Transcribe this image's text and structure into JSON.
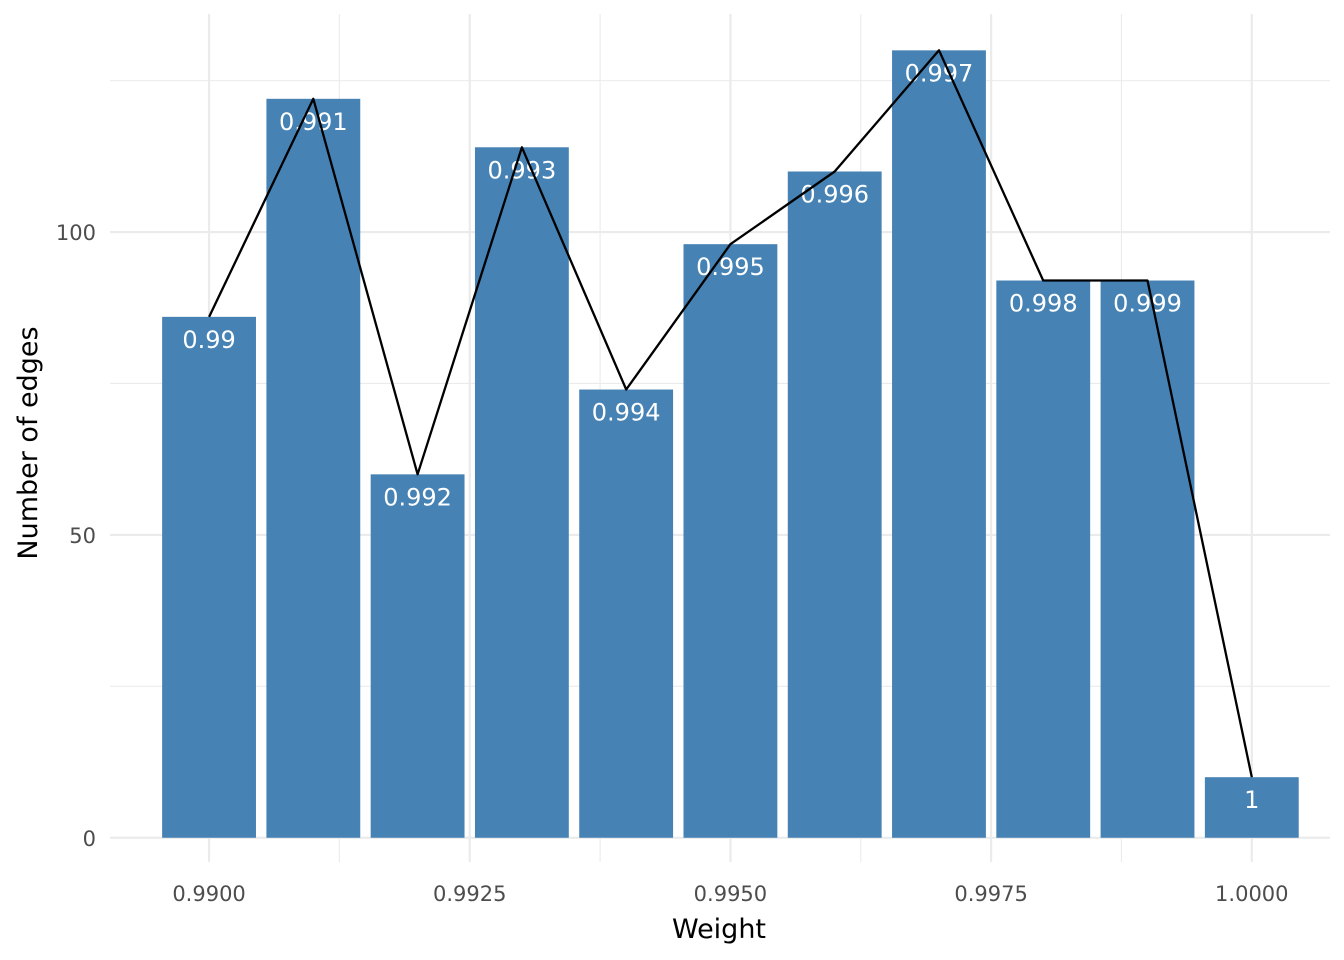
{
  "chart_data": {
    "type": "bar",
    "title": "",
    "xlabel": "Weight",
    "ylabel": "Number of edges",
    "x": [
      0.99,
      0.991,
      0.992,
      0.993,
      0.994,
      0.995,
      0.996,
      0.997,
      0.998,
      0.999,
      1.0
    ],
    "values": [
      86,
      122,
      60,
      114,
      74,
      98,
      110,
      130,
      92,
      92,
      10
    ],
    "bar_labels": [
      "0.99",
      "0.991",
      "0.992",
      "0.993",
      "0.994",
      "0.995",
      "0.996",
      "0.997",
      "0.998",
      "0.999",
      "1"
    ],
    "line_values": [
      86,
      122,
      60,
      114,
      74,
      98,
      110,
      130,
      92,
      92,
      10
    ],
    "xlim": [
      0.98905,
      1.00075
    ],
    "ylim": [
      -4,
      136
    ],
    "x_ticks": [
      0.99,
      0.9925,
      0.995,
      0.9975,
      1.0
    ],
    "x_tick_labels": [
      "0.9900",
      "0.9925",
      "0.9950",
      "0.9975",
      "1.0000"
    ],
    "x_minor_ticks": [
      0.99125,
      0.99375,
      0.99625,
      0.99875
    ],
    "y_ticks": [
      0,
      50,
      100
    ],
    "y_tick_labels": [
      "0",
      "50",
      "100"
    ],
    "y_minor_ticks": [
      25,
      75,
      125
    ],
    "bar_width": 0.0009,
    "grid": true,
    "colors": {
      "bar": "#4682B4",
      "line": "#000000",
      "grid": "#EBEBEB"
    }
  }
}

******

Excluding the pictures, reproduce every entry exactly as given.

Transcribe this image's text and structure into JSON.
{
  "chart_data": {
    "type": "bar",
    "title": "",
    "xlabel": "Weight",
    "ylabel": "Number of edges",
    "x": [
      0.99,
      0.991,
      0.992,
      0.993,
      0.994,
      0.995,
      0.996,
      0.997,
      0.998,
      0.999,
      1.0
    ],
    "values": [
      86,
      122,
      60,
      114,
      74,
      98,
      110,
      130,
      92,
      92,
      10
    ],
    "bar_labels": [
      "0.99",
      "0.991",
      "0.992",
      "0.993",
      "0.994",
      "0.995",
      "0.996",
      "0.997",
      "0.998",
      "0.999",
      "1"
    ],
    "line_values": [
      86,
      122,
      60,
      114,
      74,
      98,
      110,
      130,
      92,
      92,
      10
    ],
    "xlim": [
      0.98905,
      1.00075
    ],
    "ylim": [
      -4,
      136
    ],
    "x_ticks": [
      0.99,
      0.9925,
      0.995,
      0.9975,
      1.0
    ],
    "x_tick_labels": [
      "0.9900",
      "0.9925",
      "0.9950",
      "0.9975",
      "1.0000"
    ],
    "x_minor_ticks": [
      0.99125,
      0.99375,
      0.99625,
      0.99875
    ],
    "y_ticks": [
      0,
      50,
      100
    ],
    "y_tick_labels": [
      "0",
      "50",
      "100"
    ],
    "y_minor_ticks": [
      25,
      75,
      125
    ],
    "bar_width": 0.0009,
    "grid": true,
    "colors": {
      "bar": "#4682B4",
      "line": "#000000",
      "grid": "#EBEBEB"
    }
  }
}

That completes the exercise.